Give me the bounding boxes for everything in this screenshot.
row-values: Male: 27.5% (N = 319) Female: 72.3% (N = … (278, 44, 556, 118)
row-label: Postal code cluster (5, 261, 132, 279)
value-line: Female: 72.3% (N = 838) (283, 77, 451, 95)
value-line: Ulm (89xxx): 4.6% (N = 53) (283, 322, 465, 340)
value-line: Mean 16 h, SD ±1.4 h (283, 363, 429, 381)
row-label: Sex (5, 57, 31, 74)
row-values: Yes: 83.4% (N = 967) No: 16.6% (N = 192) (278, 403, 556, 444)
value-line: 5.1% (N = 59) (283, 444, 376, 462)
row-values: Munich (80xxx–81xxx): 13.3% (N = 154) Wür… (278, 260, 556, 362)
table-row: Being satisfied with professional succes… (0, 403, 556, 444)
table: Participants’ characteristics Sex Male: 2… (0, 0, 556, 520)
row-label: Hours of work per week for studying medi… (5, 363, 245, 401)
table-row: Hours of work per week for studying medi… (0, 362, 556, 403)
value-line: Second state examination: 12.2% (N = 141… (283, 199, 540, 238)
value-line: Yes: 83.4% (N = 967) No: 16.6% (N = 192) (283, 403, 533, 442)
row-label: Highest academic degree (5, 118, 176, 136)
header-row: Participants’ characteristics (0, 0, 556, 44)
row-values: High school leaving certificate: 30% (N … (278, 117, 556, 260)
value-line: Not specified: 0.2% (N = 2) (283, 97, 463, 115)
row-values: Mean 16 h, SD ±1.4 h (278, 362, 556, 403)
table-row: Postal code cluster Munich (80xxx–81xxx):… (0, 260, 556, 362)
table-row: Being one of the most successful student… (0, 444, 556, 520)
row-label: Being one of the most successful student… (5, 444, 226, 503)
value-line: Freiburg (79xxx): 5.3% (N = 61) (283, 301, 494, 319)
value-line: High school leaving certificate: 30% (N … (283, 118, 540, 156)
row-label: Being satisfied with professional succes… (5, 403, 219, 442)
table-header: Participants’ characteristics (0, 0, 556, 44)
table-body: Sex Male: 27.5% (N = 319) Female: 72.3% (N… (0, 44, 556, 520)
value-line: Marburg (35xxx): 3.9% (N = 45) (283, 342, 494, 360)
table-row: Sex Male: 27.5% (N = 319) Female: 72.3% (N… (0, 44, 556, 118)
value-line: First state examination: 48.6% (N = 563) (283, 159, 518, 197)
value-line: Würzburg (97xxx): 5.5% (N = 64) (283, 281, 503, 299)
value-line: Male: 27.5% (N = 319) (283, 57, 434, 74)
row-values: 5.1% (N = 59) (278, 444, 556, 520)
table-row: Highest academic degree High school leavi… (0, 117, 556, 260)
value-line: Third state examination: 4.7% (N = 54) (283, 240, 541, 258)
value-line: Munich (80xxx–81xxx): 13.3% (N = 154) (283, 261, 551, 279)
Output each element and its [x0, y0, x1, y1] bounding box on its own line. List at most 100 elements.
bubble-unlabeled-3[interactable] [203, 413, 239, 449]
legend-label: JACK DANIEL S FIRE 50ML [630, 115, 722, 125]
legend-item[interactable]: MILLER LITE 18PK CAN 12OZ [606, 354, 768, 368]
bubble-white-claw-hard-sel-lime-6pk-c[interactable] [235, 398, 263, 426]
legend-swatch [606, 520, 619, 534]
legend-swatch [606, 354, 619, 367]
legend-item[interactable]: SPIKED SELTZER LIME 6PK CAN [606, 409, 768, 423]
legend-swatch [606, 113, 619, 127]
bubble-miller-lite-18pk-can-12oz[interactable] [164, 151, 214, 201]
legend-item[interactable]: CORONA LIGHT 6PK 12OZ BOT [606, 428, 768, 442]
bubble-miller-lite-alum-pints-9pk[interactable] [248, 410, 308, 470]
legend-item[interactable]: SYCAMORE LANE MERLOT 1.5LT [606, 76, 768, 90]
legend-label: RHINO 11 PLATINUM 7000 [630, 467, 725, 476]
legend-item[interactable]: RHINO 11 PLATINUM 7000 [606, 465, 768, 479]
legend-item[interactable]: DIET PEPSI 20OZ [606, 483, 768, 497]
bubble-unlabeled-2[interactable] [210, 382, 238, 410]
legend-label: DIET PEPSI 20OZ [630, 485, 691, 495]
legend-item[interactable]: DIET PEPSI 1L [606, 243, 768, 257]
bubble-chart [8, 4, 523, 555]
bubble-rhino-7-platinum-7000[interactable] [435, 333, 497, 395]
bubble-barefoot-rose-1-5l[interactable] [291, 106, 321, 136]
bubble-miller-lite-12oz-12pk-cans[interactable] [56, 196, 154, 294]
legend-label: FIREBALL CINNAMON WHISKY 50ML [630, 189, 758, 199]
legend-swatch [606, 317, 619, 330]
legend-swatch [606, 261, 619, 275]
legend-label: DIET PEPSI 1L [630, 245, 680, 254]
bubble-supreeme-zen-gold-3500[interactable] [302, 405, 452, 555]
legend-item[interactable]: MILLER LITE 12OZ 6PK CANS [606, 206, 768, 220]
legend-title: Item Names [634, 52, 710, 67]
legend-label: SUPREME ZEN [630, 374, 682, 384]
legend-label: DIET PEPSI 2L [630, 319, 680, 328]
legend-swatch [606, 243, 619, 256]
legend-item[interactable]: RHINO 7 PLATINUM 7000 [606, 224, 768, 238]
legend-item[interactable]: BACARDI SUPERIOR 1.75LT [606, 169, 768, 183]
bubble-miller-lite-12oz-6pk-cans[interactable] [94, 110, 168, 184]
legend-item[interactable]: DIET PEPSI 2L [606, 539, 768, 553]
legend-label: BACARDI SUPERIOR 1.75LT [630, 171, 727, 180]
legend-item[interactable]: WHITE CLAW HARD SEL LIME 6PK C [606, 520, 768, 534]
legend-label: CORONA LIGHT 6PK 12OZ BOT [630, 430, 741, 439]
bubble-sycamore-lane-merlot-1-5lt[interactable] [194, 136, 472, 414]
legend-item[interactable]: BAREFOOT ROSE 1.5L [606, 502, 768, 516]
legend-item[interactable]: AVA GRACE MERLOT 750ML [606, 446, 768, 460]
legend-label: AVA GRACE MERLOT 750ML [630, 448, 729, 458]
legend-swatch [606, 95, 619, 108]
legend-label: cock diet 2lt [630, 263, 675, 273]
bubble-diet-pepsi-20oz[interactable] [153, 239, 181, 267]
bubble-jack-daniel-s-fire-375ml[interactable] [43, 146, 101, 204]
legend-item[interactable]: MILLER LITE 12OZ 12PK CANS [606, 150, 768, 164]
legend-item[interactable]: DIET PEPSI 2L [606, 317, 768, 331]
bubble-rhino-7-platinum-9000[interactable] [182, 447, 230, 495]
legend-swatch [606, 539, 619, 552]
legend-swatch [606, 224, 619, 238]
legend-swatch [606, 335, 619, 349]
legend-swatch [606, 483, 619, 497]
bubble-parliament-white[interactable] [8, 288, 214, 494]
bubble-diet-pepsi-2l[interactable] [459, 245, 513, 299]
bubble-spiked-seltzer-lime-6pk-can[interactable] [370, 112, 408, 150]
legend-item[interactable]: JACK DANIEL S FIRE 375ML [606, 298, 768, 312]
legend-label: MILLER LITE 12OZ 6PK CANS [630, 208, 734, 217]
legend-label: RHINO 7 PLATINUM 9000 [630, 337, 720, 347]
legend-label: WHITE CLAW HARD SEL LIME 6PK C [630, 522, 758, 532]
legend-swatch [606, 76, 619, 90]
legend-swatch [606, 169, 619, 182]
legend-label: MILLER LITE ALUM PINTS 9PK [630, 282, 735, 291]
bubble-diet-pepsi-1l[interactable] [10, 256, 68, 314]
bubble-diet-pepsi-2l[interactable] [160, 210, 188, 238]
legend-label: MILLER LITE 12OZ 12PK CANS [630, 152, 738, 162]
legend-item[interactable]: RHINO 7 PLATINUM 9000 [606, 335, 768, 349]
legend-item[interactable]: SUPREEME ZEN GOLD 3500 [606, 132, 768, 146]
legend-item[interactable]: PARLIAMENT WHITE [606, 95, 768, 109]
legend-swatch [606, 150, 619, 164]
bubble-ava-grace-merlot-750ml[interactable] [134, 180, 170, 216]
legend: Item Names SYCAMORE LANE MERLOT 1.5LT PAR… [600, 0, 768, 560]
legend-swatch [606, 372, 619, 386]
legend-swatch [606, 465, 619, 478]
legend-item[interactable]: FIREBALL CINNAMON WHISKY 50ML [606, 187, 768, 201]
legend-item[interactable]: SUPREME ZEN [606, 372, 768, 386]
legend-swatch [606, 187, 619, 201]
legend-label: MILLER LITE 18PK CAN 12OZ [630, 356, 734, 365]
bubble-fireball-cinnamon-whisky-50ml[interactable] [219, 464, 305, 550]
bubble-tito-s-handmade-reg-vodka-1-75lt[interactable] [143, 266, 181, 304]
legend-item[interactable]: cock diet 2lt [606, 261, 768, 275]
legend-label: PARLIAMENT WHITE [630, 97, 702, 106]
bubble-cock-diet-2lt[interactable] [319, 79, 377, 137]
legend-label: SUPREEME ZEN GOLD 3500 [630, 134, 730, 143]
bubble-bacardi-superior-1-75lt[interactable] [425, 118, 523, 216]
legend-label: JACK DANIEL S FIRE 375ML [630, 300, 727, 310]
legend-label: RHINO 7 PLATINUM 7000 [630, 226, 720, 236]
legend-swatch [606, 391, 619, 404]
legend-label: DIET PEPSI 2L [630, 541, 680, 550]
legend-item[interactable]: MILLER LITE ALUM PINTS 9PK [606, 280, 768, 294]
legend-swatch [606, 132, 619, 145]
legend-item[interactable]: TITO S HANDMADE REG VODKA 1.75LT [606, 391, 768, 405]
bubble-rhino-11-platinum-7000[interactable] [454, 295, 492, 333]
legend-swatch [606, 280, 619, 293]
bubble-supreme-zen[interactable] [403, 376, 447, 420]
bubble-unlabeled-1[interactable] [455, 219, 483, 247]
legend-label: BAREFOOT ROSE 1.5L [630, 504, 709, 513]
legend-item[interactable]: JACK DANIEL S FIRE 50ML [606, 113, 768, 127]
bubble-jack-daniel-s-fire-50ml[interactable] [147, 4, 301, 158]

—————

### Your task:
Output every line above, from the first one down to the line containing "row-label: Sex (5, 57, 31, 74)", with both ends included, and copy each one exactly.

### Exercise solution:
Give me the bounding boxes for everything in this screenshot.
row-values: Male: 27.5% (N = 319) Female: 72.3% (N = … (278, 44, 556, 118)
row-label: Postal code cluster (5, 261, 132, 279)
value-line: Female: 72.3% (N = 838) (283, 77, 451, 95)
value-line: Ulm (89xxx): 4.6% (N = 53) (283, 322, 465, 340)
value-line: Mean 16 h, SD ±1.4 h (283, 363, 429, 381)
row-label: Sex (5, 57, 31, 74)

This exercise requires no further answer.